— START OF Excerpted data —

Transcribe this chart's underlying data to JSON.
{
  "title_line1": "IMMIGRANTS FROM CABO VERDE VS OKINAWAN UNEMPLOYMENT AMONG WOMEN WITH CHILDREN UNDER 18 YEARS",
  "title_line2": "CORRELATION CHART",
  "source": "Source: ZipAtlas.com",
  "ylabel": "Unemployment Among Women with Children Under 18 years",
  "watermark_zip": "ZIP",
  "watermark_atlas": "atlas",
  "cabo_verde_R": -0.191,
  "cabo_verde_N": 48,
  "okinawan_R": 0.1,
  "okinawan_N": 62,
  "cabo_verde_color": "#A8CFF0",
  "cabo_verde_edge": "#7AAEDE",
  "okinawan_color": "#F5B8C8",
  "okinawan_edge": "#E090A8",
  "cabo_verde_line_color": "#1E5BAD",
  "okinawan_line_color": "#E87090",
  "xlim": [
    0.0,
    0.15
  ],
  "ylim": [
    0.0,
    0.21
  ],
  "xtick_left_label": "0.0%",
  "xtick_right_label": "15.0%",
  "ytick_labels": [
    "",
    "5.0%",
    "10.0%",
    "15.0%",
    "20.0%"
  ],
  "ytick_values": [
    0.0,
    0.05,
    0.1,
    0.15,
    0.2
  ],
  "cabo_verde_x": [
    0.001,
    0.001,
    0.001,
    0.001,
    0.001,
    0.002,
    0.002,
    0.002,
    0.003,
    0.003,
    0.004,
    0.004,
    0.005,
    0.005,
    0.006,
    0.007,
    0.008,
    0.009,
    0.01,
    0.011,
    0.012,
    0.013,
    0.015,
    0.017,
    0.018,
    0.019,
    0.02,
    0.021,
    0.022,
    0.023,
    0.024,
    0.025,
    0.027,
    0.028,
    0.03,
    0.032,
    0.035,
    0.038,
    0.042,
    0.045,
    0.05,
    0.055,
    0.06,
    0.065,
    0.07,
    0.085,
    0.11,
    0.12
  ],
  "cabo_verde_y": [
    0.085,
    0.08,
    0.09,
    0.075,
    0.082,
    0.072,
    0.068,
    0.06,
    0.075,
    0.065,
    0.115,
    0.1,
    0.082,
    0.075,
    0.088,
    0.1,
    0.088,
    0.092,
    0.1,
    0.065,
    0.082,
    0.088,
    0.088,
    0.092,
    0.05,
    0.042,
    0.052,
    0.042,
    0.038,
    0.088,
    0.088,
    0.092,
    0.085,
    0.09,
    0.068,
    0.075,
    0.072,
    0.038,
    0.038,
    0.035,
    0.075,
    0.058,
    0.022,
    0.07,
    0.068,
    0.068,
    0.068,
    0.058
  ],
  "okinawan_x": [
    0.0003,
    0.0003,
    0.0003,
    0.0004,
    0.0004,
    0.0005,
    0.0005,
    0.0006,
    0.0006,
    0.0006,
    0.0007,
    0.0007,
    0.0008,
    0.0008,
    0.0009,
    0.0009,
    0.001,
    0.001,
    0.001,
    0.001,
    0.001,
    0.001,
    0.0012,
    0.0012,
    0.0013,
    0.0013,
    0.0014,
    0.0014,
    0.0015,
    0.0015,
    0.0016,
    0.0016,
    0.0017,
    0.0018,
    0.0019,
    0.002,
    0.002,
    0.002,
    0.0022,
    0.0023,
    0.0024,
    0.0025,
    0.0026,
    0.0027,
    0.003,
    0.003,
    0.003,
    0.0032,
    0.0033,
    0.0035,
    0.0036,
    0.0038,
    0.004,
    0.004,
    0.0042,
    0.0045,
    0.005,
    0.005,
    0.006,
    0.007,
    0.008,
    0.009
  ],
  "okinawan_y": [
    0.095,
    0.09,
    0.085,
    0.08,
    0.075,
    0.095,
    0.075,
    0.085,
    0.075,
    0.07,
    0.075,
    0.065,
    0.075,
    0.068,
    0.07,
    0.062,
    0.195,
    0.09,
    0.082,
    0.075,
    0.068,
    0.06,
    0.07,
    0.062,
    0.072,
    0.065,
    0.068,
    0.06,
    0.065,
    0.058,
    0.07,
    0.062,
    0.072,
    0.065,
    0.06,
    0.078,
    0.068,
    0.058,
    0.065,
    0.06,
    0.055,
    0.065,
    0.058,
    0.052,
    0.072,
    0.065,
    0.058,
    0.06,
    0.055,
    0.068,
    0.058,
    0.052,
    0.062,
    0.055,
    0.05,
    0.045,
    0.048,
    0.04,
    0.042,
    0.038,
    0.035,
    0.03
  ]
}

— END OF Excerpted data —

Written request ▸ What is needed here is an exact reproduction of all the entries.

Final result ▸
Transcribe this chart's underlying data to JSON.
{
  "title_line1": "IMMIGRANTS FROM CABO VERDE VS OKINAWAN UNEMPLOYMENT AMONG WOMEN WITH CHILDREN UNDER 18 YEARS",
  "title_line2": "CORRELATION CHART",
  "source": "Source: ZipAtlas.com",
  "ylabel": "Unemployment Among Women with Children Under 18 years",
  "watermark_zip": "ZIP",
  "watermark_atlas": "atlas",
  "cabo_verde_R": -0.191,
  "cabo_verde_N": 48,
  "okinawan_R": 0.1,
  "okinawan_N": 62,
  "cabo_verde_color": "#A8CFF0",
  "cabo_verde_edge": "#7AAEDE",
  "okinawan_color": "#F5B8C8",
  "okinawan_edge": "#E090A8",
  "cabo_verde_line_color": "#1E5BAD",
  "okinawan_line_color": "#E87090",
  "xlim": [
    0.0,
    0.15
  ],
  "ylim": [
    0.0,
    0.21
  ],
  "xtick_left_label": "0.0%",
  "xtick_right_label": "15.0%",
  "ytick_labels": [
    "",
    "5.0%",
    "10.0%",
    "15.0%",
    "20.0%"
  ],
  "ytick_values": [
    0.0,
    0.05,
    0.1,
    0.15,
    0.2
  ],
  "cabo_verde_x": [
    0.001,
    0.001,
    0.001,
    0.001,
    0.001,
    0.002,
    0.002,
    0.002,
    0.003,
    0.003,
    0.004,
    0.004,
    0.005,
    0.005,
    0.006,
    0.007,
    0.008,
    0.009,
    0.01,
    0.011,
    0.012,
    0.013,
    0.015,
    0.017,
    0.018,
    0.019,
    0.02,
    0.021,
    0.022,
    0.023,
    0.024,
    0.025,
    0.027,
    0.028,
    0.03,
    0.032,
    0.035,
    0.038,
    0.042,
    0.045,
    0.05,
    0.055,
    0.06,
    0.065,
    0.07,
    0.085,
    0.11,
    0.12
  ],
  "cabo_verde_y": [
    0.085,
    0.08,
    0.09,
    0.075,
    0.082,
    0.072,
    0.068,
    0.06,
    0.075,
    0.065,
    0.115,
    0.1,
    0.082,
    0.075,
    0.088,
    0.1,
    0.088,
    0.092,
    0.1,
    0.065,
    0.082,
    0.088,
    0.088,
    0.092,
    0.05,
    0.042,
    0.052,
    0.042,
    0.038,
    0.088,
    0.088,
    0.092,
    0.085,
    0.09,
    0.068,
    0.075,
    0.072,
    0.038,
    0.038,
    0.035,
    0.075,
    0.058,
    0.022,
    0.07,
    0.068,
    0.068,
    0.068,
    0.058
  ],
  "okinawan_x": [
    0.0003,
    0.0003,
    0.0003,
    0.0004,
    0.0004,
    0.0005,
    0.0005,
    0.0006,
    0.0006,
    0.0006,
    0.0007,
    0.0007,
    0.0008,
    0.0008,
    0.0009,
    0.0009,
    0.001,
    0.001,
    0.001,
    0.001,
    0.001,
    0.001,
    0.0012,
    0.0012,
    0.0013,
    0.0013,
    0.0014,
    0.0014,
    0.0015,
    0.0015,
    0.0016,
    0.0016,
    0.0017,
    0.0018,
    0.0019,
    0.002,
    0.002,
    0.002,
    0.0022,
    0.0023,
    0.0024,
    0.0025,
    0.0026,
    0.0027,
    0.003,
    0.003,
    0.003,
    0.0032,
    0.0033,
    0.0035,
    0.0036,
    0.0038,
    0.004,
    0.004,
    0.0042,
    0.0045,
    0.005,
    0.005,
    0.006,
    0.007,
    0.008,
    0.009
  ],
  "okinawan_y": [
    0.095,
    0.09,
    0.085,
    0.08,
    0.075,
    0.095,
    0.075,
    0.085,
    0.075,
    0.07,
    0.075,
    0.065,
    0.075,
    0.068,
    0.07,
    0.062,
    0.195,
    0.09,
    0.082,
    0.075,
    0.068,
    0.06,
    0.07,
    0.062,
    0.072,
    0.065,
    0.068,
    0.06,
    0.065,
    0.058,
    0.07,
    0.062,
    0.072,
    0.065,
    0.06,
    0.078,
    0.068,
    0.058,
    0.065,
    0.06,
    0.055,
    0.065,
    0.058,
    0.052,
    0.072,
    0.065,
    0.058,
    0.06,
    0.055,
    0.068,
    0.058,
    0.052,
    0.062,
    0.055,
    0.05,
    0.045,
    0.048,
    0.04,
    0.042,
    0.038,
    0.035,
    0.03
  ]
}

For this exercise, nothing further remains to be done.